Problem requirements:
Return every record below exactly as written, but leave out the pictures.

Items from a data source:

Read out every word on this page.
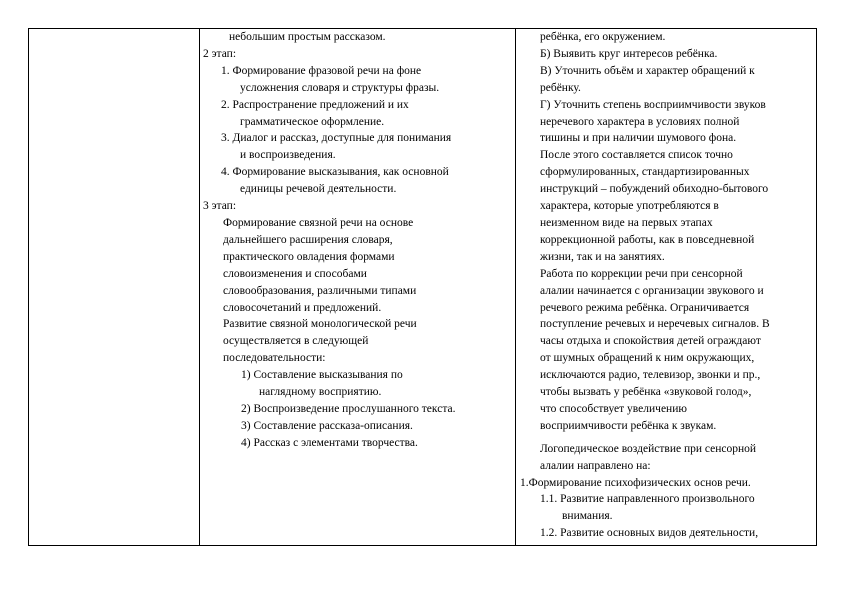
небольшим простым рассказом.
2 этап:
1. Формирование фразовой речи на фоне
усложнения словаря и структуры фразы.
2. Распространение предложений и их
грамматическое оформление.
3. Диалог и рассказ, доступные для понимания
и воспроизведения.
4. Формирование высказывания, как основной
единицы речевой деятельности.
3 этап:
Формирование связной речи на основе
дальнейшего расширения словаря,
практического овладения формами
словоизменения и способами
словообразования, различными типами
словосочетаний и предложений.
Развитие связной монологической речи
осуществляется в следующей
последовательности:
1) Составление высказывания по
наглядному восприятию.
2) Воспроизведение прослушанного текста.
3) Составление рассказа-описания.
4) Рассказ с элементами творчества.
ребёнка, его окружением.
Б) Выявить круг интересов ребёнка.
В) Уточнить объём и характер обращений к
ребёнку.
Г) Уточнить степень восприимчивости звуков
неречевого характера в условиях полной
тишины и при наличии шумового фона.
После этого составляется список точно
сформулированных, стандартизированных
инструкций – побуждений обиходно-бытового
характера, которые употребляются в
неизменном виде на первых этапах
коррекционной работы, как в повседневной
жизни, так и на занятиях.
Работа по коррекции речи при сенсорной
алалии начинается с организации звукового и
речевого режима ребёнка. Ограничивается
поступление речевых и неречевых сигналов. В
часы отдыха и спокойствия детей ограждают
от шумных обращений к ним окружающих,
исключаются радио, телевизор, звонки и пр.,
чтобы вызвать у ребёнка «звуковой голод»,
что способствует увеличению
восприимчивости ребёнка к звукам.
Логопедическое воздействие при сенсорной
алалии направлено на:
1.Формирование психофизических основ речи.
1.1. Развитие направленного произвольного
внимания.
1.2. Развитие основных видов деятельности,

Written response:
Read out every word on this page.
небольшим простым рассказом.
2 этап:
1. Формирование фразовой речи на фоне
усложнения словаря и структуры фразы.
2. Распространение предложений и их
грамматическое оформление.
3. Диалог и рассказ, доступные для понимания
и воспроизведения.
4. Формирование высказывания, как основной
единицы речевой деятельности.
3 этап:
Формирование связной речи на основе
дальнейшего расширения словаря,
практического овладения формами
словоизменения и способами
словообразования, различными типами
словосочетаний и предложений.
Развитие связной монологической речи
осуществляется в следующей
последовательности:
1) Составление высказывания по
наглядному восприятию.
2) Воспроизведение прослушанного текста.
3) Составление рассказа-описания.
4) Рассказ с элементами творчества.
ребёнка, его окружением.
Б) Выявить круг интересов ребёнка.
В) Уточнить объём и характер обращений к
ребёнку.
Г) Уточнить степень восприимчивости звуков
неречевого характера в условиях полной
тишины и при наличии шумового фона.
После этого составляется список точно
сформулированных, стандартизированных
инструкций – побуждений обиходно-бытового
характера, которые употребляются в
неизменном виде на первых этапах
коррекционной работы, как в повседневной
жизни, так и на занятиях.
Работа по коррекции речи при сенсорной
алалии начинается с организации звукового и
речевого режима ребёнка. Ограничивается
поступление речевых и неречевых сигналов. В
часы отдыха и спокойствия детей ограждают
от шумных обращений к ним окружающих,
исключаются радио, телевизор, звонки и пр.,
чтобы вызвать у ребёнка «звуковой голод»,
что способствует увеличению
восприимчивости ребёнка к звукам.
Логопедическое воздействие при сенсорной
алалии направлено на:
1.Формирование психофизических основ речи.
1.1. Развитие направленного произвольного
внимания.
1.2. Развитие основных видов деятельности,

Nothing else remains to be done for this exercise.